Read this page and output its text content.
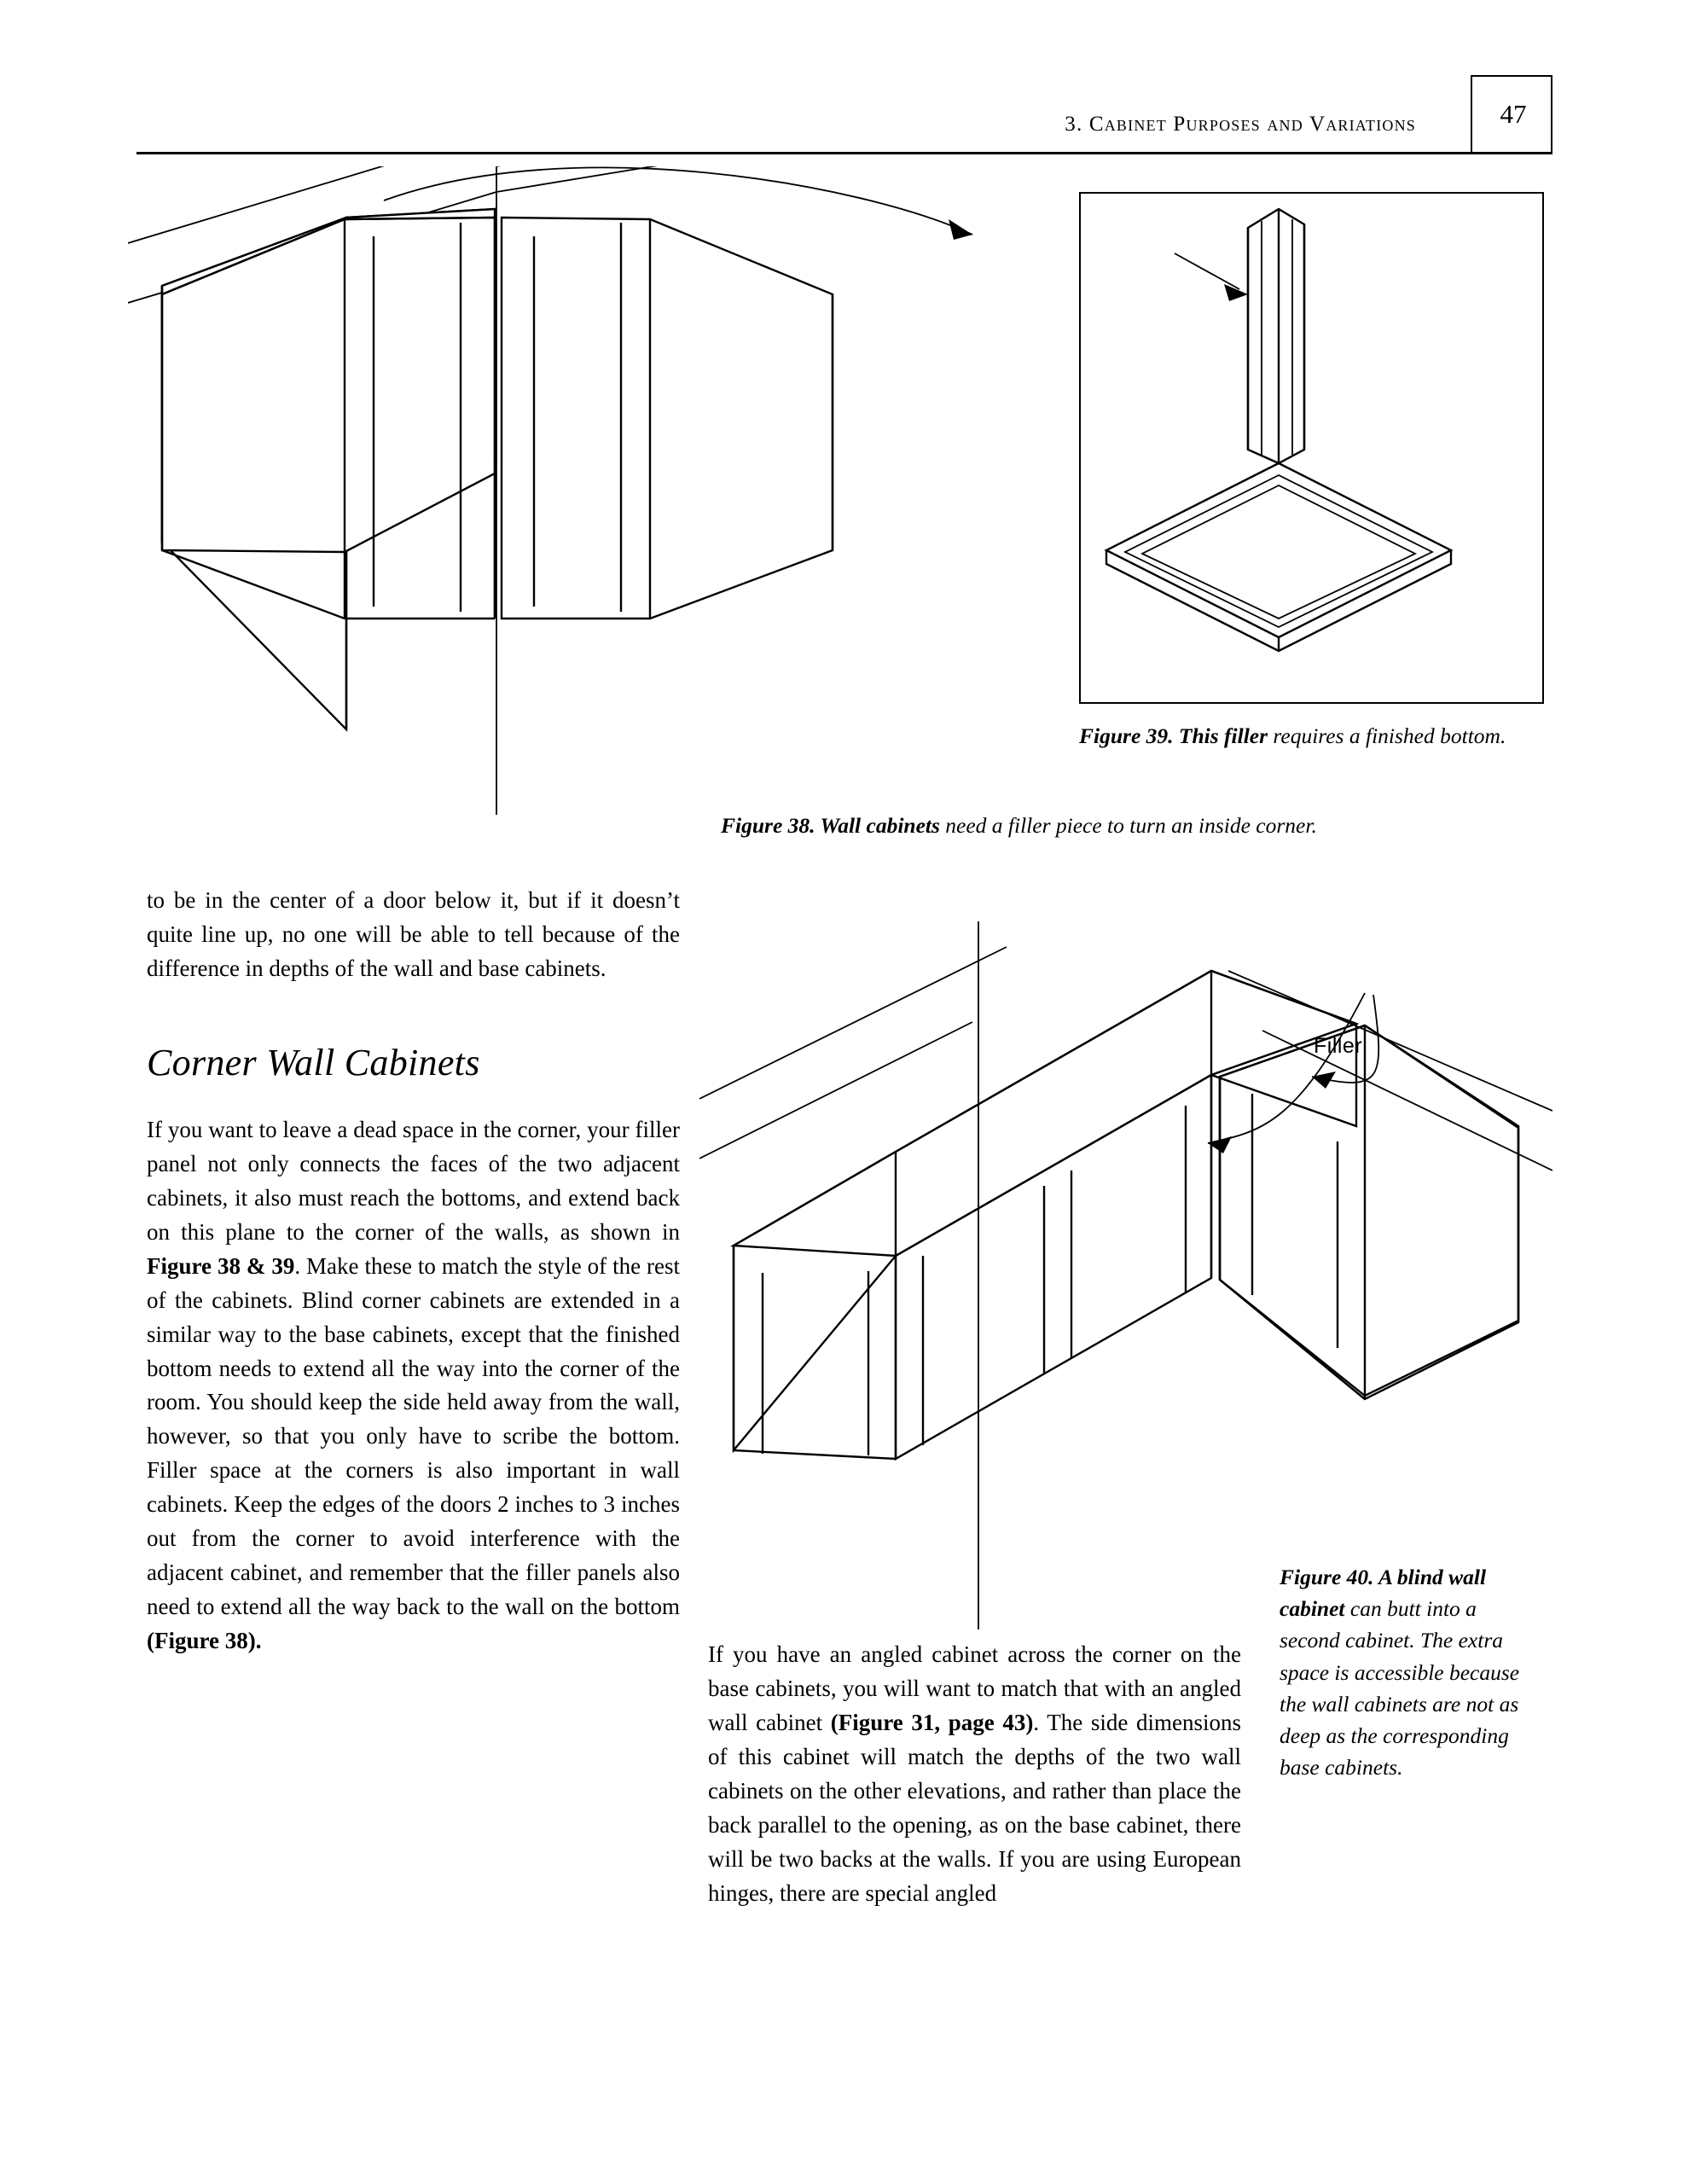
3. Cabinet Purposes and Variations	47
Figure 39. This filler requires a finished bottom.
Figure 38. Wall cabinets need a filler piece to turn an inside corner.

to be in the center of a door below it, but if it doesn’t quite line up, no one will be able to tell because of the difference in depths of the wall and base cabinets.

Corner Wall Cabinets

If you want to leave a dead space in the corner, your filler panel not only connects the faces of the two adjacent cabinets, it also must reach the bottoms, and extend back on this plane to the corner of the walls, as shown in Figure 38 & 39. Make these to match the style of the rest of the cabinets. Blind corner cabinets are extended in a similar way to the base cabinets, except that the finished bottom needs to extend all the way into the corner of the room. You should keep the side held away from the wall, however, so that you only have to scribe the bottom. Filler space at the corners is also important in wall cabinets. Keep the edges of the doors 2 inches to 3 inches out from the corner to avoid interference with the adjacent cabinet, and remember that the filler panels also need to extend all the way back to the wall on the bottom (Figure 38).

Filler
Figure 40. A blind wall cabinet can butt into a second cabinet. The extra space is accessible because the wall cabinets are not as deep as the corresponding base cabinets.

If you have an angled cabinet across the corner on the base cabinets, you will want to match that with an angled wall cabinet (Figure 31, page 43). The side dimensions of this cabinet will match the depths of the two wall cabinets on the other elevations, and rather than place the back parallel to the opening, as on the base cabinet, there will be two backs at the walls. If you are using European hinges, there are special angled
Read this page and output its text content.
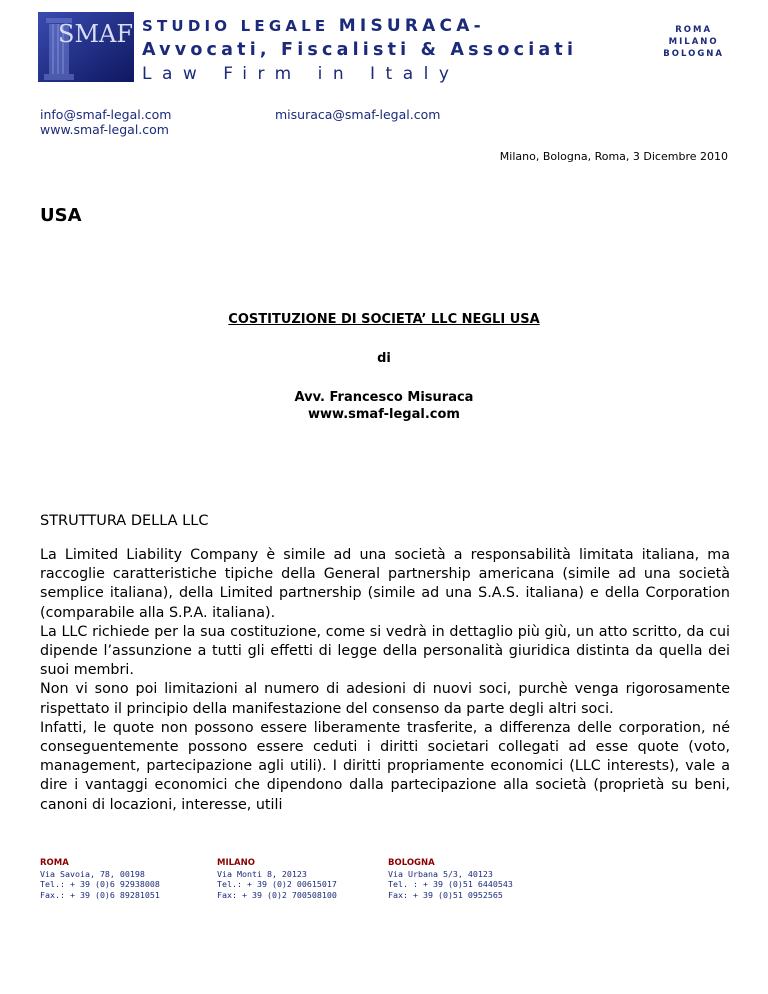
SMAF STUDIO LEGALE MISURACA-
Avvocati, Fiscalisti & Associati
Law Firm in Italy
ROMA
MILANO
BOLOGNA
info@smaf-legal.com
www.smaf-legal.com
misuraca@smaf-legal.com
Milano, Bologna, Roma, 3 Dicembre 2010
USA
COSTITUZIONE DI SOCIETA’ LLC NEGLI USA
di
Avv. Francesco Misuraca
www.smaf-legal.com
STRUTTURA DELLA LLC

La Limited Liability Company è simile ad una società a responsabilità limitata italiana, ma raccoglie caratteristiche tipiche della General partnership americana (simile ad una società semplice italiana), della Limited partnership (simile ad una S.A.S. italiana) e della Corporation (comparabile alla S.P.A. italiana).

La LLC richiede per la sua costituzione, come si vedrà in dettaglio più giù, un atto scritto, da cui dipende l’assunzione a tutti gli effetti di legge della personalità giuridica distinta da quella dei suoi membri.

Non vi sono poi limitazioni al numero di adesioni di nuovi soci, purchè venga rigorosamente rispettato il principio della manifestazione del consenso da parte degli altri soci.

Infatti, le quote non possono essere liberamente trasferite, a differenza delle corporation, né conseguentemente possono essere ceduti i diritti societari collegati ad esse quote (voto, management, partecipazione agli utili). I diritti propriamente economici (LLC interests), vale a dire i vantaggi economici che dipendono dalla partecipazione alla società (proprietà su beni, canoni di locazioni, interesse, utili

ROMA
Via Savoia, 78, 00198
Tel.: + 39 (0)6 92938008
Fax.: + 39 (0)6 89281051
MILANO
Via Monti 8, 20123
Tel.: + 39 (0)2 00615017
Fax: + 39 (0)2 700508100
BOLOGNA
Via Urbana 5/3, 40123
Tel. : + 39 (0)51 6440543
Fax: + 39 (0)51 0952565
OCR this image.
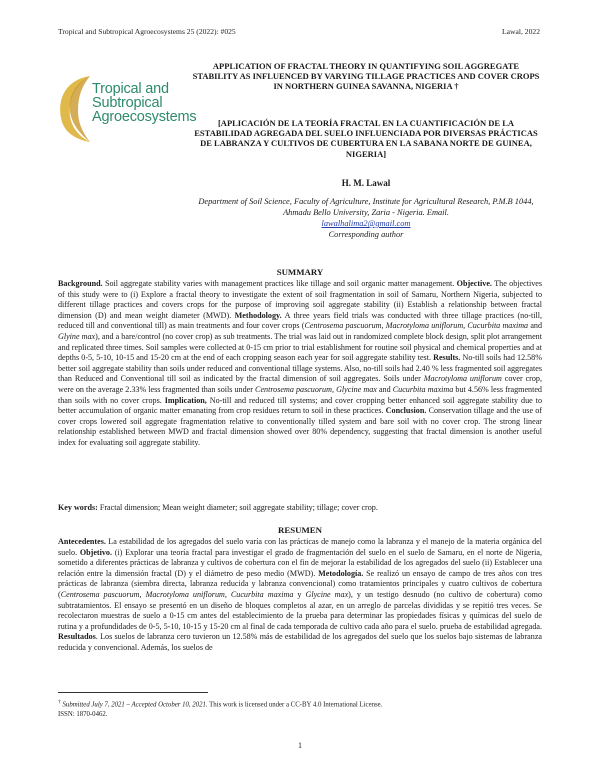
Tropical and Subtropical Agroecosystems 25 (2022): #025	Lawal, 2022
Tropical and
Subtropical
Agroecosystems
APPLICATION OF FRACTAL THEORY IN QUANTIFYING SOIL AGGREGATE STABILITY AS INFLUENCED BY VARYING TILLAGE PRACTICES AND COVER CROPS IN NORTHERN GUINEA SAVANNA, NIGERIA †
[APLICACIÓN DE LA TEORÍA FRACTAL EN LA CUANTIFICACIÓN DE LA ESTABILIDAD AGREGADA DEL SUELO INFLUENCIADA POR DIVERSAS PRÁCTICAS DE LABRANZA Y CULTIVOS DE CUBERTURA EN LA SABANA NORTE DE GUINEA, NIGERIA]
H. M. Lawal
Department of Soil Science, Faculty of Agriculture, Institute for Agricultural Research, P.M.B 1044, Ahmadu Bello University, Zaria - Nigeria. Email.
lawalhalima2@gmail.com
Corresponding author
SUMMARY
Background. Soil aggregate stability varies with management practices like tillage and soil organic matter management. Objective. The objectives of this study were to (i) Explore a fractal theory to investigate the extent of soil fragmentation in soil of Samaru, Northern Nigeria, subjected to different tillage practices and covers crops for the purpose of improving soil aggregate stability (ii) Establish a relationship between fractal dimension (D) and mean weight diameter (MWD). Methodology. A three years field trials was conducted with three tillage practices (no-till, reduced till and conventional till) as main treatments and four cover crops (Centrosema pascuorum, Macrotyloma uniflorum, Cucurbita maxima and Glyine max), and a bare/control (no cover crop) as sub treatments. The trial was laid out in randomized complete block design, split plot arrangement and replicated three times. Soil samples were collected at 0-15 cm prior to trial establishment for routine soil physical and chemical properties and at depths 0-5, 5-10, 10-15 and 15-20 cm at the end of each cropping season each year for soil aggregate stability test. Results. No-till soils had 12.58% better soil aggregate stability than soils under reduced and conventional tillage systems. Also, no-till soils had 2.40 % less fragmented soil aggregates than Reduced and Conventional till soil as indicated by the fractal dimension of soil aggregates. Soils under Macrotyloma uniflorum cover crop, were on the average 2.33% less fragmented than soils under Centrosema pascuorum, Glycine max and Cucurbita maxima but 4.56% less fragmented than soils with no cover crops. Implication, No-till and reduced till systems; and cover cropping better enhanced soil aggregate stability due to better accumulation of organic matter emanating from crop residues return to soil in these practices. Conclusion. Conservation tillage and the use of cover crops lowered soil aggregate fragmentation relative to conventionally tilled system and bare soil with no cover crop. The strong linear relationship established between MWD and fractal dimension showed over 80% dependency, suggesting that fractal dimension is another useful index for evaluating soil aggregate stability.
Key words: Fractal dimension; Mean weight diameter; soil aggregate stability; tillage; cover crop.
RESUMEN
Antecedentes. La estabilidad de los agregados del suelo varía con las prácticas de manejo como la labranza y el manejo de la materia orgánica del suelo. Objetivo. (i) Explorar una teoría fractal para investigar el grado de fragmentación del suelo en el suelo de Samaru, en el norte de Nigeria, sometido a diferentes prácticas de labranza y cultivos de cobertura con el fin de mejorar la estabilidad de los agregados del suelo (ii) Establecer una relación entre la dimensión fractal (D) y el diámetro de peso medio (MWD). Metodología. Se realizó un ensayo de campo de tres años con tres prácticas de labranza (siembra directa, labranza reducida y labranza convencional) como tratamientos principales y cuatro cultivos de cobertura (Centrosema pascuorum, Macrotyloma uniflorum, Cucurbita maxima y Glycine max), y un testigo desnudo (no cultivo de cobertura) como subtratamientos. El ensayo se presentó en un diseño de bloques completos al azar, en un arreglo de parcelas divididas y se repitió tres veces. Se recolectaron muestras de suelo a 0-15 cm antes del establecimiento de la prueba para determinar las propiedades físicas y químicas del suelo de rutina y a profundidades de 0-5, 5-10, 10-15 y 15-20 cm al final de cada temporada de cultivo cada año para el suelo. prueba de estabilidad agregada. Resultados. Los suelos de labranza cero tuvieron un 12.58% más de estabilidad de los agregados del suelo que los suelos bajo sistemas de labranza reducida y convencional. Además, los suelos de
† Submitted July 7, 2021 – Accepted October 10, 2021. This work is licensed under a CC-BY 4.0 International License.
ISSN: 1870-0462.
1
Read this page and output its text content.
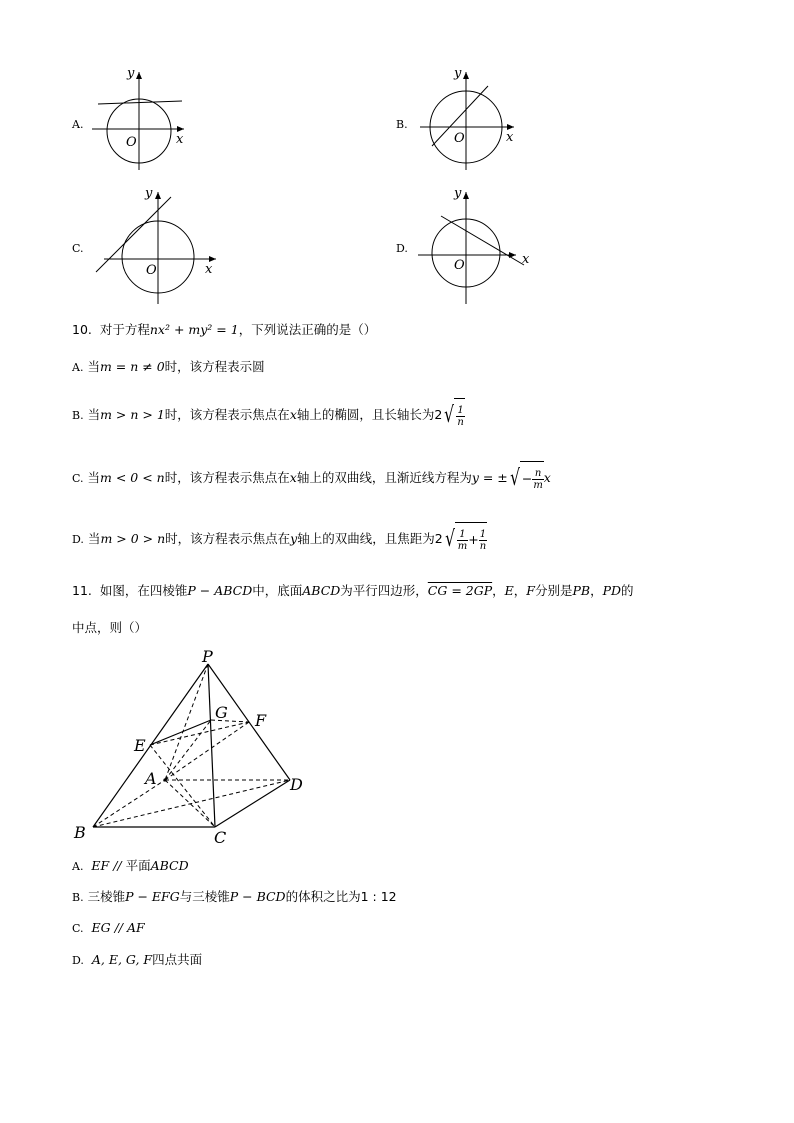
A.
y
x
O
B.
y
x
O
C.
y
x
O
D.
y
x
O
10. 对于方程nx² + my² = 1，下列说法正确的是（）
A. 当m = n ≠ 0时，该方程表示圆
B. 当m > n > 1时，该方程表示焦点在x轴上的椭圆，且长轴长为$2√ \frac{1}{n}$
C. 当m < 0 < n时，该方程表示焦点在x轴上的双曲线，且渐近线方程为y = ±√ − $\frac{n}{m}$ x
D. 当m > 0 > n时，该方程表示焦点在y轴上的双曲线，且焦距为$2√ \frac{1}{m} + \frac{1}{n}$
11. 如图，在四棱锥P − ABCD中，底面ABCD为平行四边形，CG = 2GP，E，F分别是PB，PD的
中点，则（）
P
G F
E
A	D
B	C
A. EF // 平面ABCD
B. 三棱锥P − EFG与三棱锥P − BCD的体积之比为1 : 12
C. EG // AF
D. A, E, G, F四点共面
------------------------------------------------------------
Set task: Determine how many lines in the data above contain the string "because". Give nothing except the number.

Task answer: 2